● Directive:
Pick out every line in the data below that holds "anglatadi".

● Information provided:
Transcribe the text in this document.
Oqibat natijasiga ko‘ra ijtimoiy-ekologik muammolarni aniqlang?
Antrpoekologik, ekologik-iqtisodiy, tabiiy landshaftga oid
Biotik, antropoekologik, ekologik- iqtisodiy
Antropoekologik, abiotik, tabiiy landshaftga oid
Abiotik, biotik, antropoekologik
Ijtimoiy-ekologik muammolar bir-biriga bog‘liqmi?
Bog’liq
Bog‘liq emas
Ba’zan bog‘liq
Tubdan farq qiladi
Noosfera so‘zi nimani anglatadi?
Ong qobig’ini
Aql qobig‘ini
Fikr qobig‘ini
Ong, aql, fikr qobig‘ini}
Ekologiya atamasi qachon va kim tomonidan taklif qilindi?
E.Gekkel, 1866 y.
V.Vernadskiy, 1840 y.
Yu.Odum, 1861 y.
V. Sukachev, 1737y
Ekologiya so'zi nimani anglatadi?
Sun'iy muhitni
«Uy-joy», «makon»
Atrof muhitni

● Output for this exercise:
Noosfera so‘zi nimani anglatadi?
Ekologiya so'zi nimani anglatadi?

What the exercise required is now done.